* **Objective**: Return every record below exactly as written, omitting any pictures.

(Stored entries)
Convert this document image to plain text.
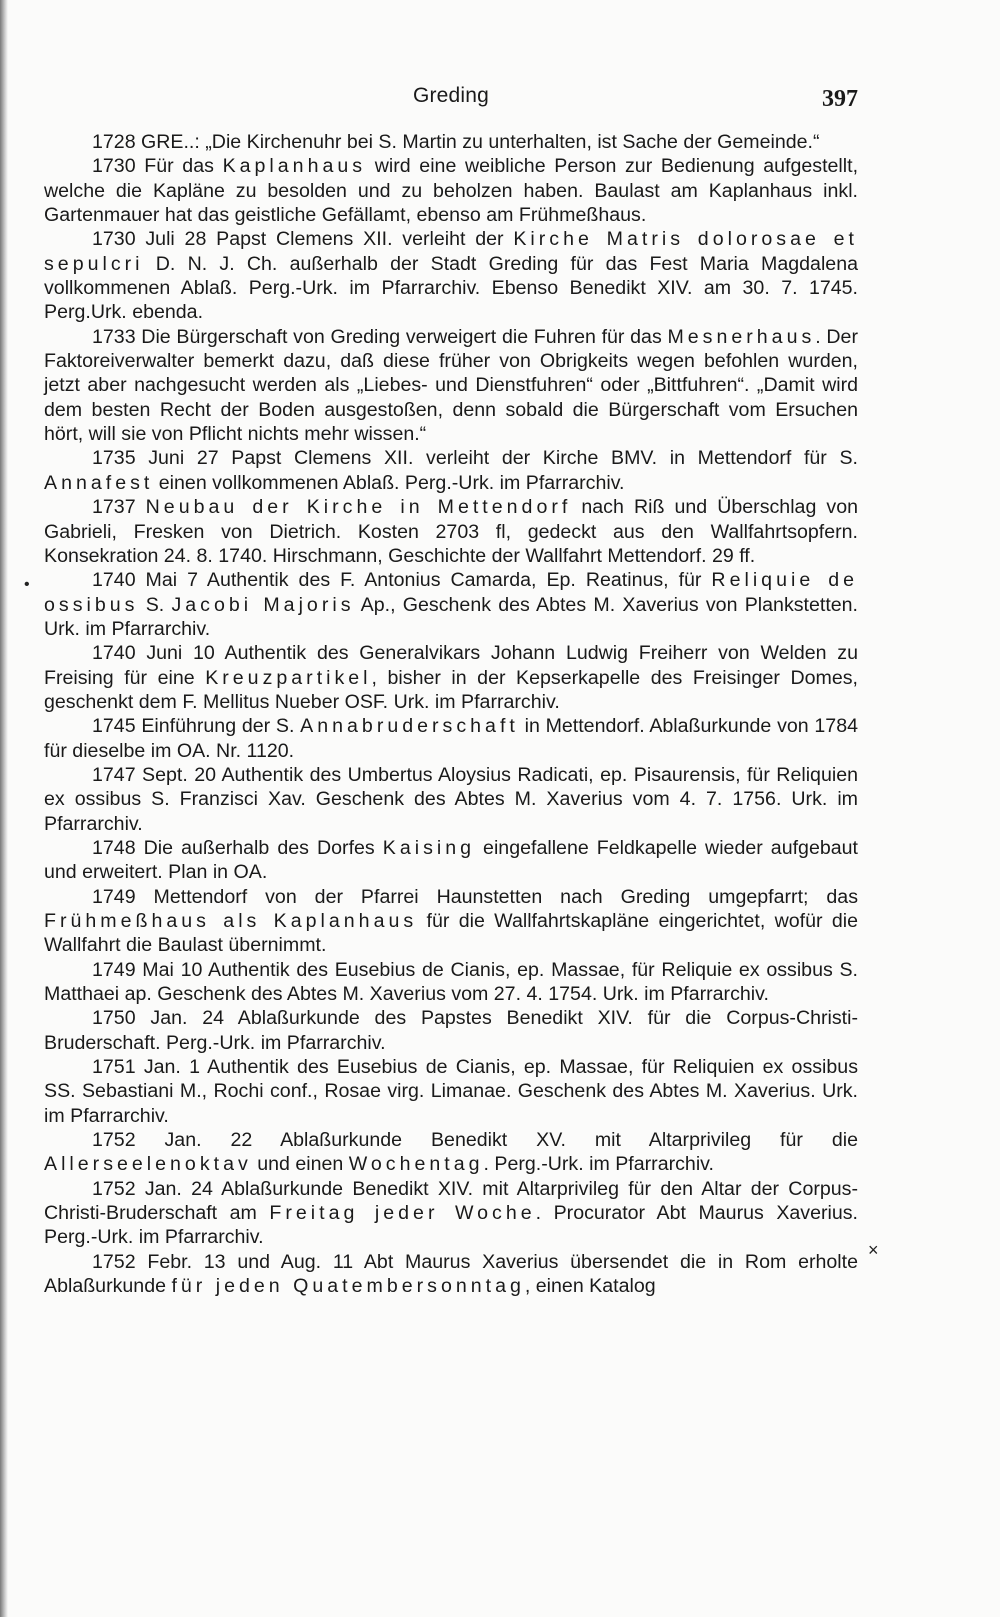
Greding	397

1728 GRE..: „Die Kirchenuhr bei S. Martin zu unterhalten, ist Sache der Gemeinde.“

1730 Für das Kaplanhaus wird eine weibliche Person zur Bedienung aufgestellt, welche die Kapläne zu besolden und zu beholzen haben. Baulast am Kaplanhaus inkl. Gartenmauer hat das geistliche Gefällamt, ebenso am Frühmeßhaus.

1730 Juli 28 Papst Clemens XII. verleiht der Kirche Matris dolorosae et sepulcri D. N. J. Ch. außerhalb der Stadt Greding für das Fest Maria Magdalena vollkommenen Ablaß. Perg.-Urk. im Pfarrarchiv. Ebenso Benedikt XIV. am 30. 7. 1745. Perg.Urk. ebenda.

1733 Die Bürgerschaft von Greding verweigert die Fuhren für das Mesnerhaus. Der Faktoreiverwalter bemerkt dazu, daß diese früher von Obrigkeits wegen befohlen wurden, jetzt aber nachgesucht werden als „Liebes- und Dienstfuhren“ oder „Bittfuhren“. „Damit wird dem besten Recht der Boden ausgestoßen, denn sobald die Bürgerschaft vom Ersuchen hört, will sie von Pflicht nichts mehr wissen.“

1735 Juni 27 Papst Clemens XII. verleiht der Kirche BMV. in Mettendorf für S. Annafest einen vollkommenen Ablaß. Perg.-Urk. im Pfarrarchiv.

1737 Neubau der Kirche in Mettendorf nach Riß und Überschlag von Gabrieli, Fresken von Dietrich. Kosten 2703 fl, gedeckt aus den Wallfahrtsopfern. Konsekration 24. 8. 1740. Hirschmann, Geschichte der Wallfahrt Mettendorf. 29 ff.

1740 Mai 7 Authentik des F. Antonius Camarda, Ep. Reatinus, für Reliquie de ossibus S. Jacobi Majoris Ap., Geschenk des Abtes M. Xaverius von Plankstetten. Urk. im Pfarrarchiv.

1740 Juni 10 Authentik des Generalvikars Johann Ludwig Freiherr von Welden zu Freising für eine Kreuzpartikel, bisher in der Kepserkapelle des Freisinger Domes, geschenkt dem F. Mellitus Nueber OSF. Urk. im Pfarrarchiv.

1745 Einführung der S. Annabruderschaft in Mettendorf. Ablaßurkunde von 1784 für dieselbe im OA. Nr. 1120.

1747 Sept. 20 Authentik des Umbertus Aloysius Radicati, ep. Pisaurensis, für Reliquien ex ossibus S. Franzisci Xav. Geschenk des Abtes M. Xaverius vom 4. 7. 1756. Urk. im Pfarrarchiv.

1748 Die außerhalb des Dorfes Kaising eingefallene Feldkapelle wieder aufgebaut und erweitert. Plan in OA.

1749 Mettendorf von der Pfarrei Haunstetten nach Greding umgepfarrt; das Frühmeßhaus als Kaplanhaus für die Wallfahrtskapläne eingerichtet, wofür die Wallfahrt die Baulast übernimmt.

1749 Mai 10 Authentik des Eusebius de Cianis, ep. Massae, für Reliquie ex ossibus S. Matthaei ap. Geschenk des Abtes M. Xaverius vom 27. 4. 1754. Urk. im Pfarrarchiv.

1750 Jan. 24 Ablaßurkunde des Papstes Benedikt XIV. für die Corpus-Christi-Bruderschaft. Perg.-Urk. im Pfarrarchiv.

1751 Jan. 1 Authentik des Eusebius de Cianis, ep. Massae, für Reliquien ex ossibus SS. Sebastiani M., Rochi conf., Rosae virg. Limanae. Geschenk des Abtes M. Xaverius. Urk. im Pfarrarchiv.

1752 Jan. 22 Ablaßurkunde Benedikt XV. mit Altarprivileg für die Allerseelenoktav und einen Wochentag. Perg.-Urk. im Pfarrarchiv.

1752 Jan. 24 Ablaßurkunde Benedikt XIV. mit Altarprivileg für den Altar der Corpus-Christi-Bruderschaft am Freitag jeder Woche. Procurator Abt Maurus Xaverius. Perg.-Urk. im Pfarrarchiv.

1752 Febr. 13 und Aug. 11 Abt Maurus Xaverius übersendet die in Rom erholte Ablaßurkunde für jeden Quatembersonntag, einen Katalog

•
×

* **Exercise answer**:
Convert this document image to plain text.
Greding	397

1728 GRE..: „Die Kirchenuhr bei S. Martin zu unterhalten, ist Sache der Gemeinde.“

1730 Für das Kaplanhaus wird eine weibliche Person zur Bedienung aufgestellt, welche die Kapläne zu besolden und zu beholzen haben. Baulast am Kaplanhaus inkl. Gartenmauer hat das geistliche Gefällamt, ebenso am Frühmeßhaus.

1730 Juli 28 Papst Clemens XII. verleiht der Kirche Matris dolorosae et sepulcri D. N. J. Ch. außerhalb der Stadt Greding für das Fest Maria Magdalena vollkommenen Ablaß. Perg.-Urk. im Pfarrarchiv. Ebenso Benedikt XIV. am 30. 7. 1745. Perg.Urk. ebenda.

1733 Die Bürgerschaft von Greding verweigert die Fuhren für das Mesnerhaus. Der Faktoreiverwalter bemerkt dazu, daß diese früher von Obrigkeits wegen befohlen wurden, jetzt aber nachgesucht werden als „Liebes- und Dienstfuhren“ oder „Bittfuhren“. „Damit wird dem besten Recht der Boden ausgestoßen, denn sobald die Bürgerschaft vom Ersuchen hört, will sie von Pflicht nichts mehr wissen.“

1735 Juni 27 Papst Clemens XII. verleiht der Kirche BMV. in Mettendorf für S. Annafest einen vollkommenen Ablaß. Perg.-Urk. im Pfarrarchiv.

1737 Neubau der Kirche in Mettendorf nach Riß und Überschlag von Gabrieli, Fresken von Dietrich. Kosten 2703 fl, gedeckt aus den Wallfahrtsopfern. Konsekration 24. 8. 1740. Hirschmann, Geschichte der Wallfahrt Mettendorf. 29 ff.

1740 Mai 7 Authentik des F. Antonius Camarda, Ep. Reatinus, für Reliquie de ossibus S. Jacobi Majoris Ap., Geschenk des Abtes M. Xaverius von Plankstetten. Urk. im Pfarrarchiv.

1740 Juni 10 Authentik des Generalvikars Johann Ludwig Freiherr von Welden zu Freising für eine Kreuzpartikel, bisher in der Kepserkapelle des Freisinger Domes, geschenkt dem F. Mellitus Nueber OSF. Urk. im Pfarrarchiv.

1745 Einführung der S. Annabruderschaft in Mettendorf. Ablaßurkunde von 1784 für dieselbe im OA. Nr. 1120.

1747 Sept. 20 Authentik des Umbertus Aloysius Radicati, ep. Pisaurensis, für Reliquien ex ossibus S. Franzisci Xav. Geschenk des Abtes M. Xaverius vom 4. 7. 1756. Urk. im Pfarrarchiv.

1748 Die außerhalb des Dorfes Kaising eingefallene Feldkapelle wieder aufgebaut und erweitert. Plan in OA.

1749 Mettendorf von der Pfarrei Haunstetten nach Greding umgepfarrt; das Frühmeßhaus als Kaplanhaus für die Wallfahrtskapläne eingerichtet, wofür die Wallfahrt die Baulast übernimmt.

1749 Mai 10 Authentik des Eusebius de Cianis, ep. Massae, für Reliquie ex ossibus S. Matthaei ap. Geschenk des Abtes M. Xaverius vom 27. 4. 1754. Urk. im Pfarrarchiv.

1750 Jan. 24 Ablaßurkunde des Papstes Benedikt XIV. für die Corpus-Christi-Bruderschaft. Perg.-Urk. im Pfarrarchiv.

1751 Jan. 1 Authentik des Eusebius de Cianis, ep. Massae, für Reliquien ex ossibus SS. Sebastiani M., Rochi conf., Rosae virg. Limanae. Geschenk des Abtes M. Xaverius. Urk. im Pfarrarchiv.

1752 Jan. 22 Ablaßurkunde Benedikt XV. mit Altarprivileg für die Allerseelenoktav und einen Wochentag. Perg.-Urk. im Pfarrarchiv.

1752 Jan. 24 Ablaßurkunde Benedikt XIV. mit Altarprivileg für den Altar der Corpus-Christi-Bruderschaft am Freitag jeder Woche. Procurator Abt Maurus Xaverius. Perg.-Urk. im Pfarrarchiv.

1752 Febr. 13 und Aug. 11 Abt Maurus Xaverius übersendet die in Rom erholte Ablaßurkunde für jeden Quatembersonntag, einen Katalog

•
×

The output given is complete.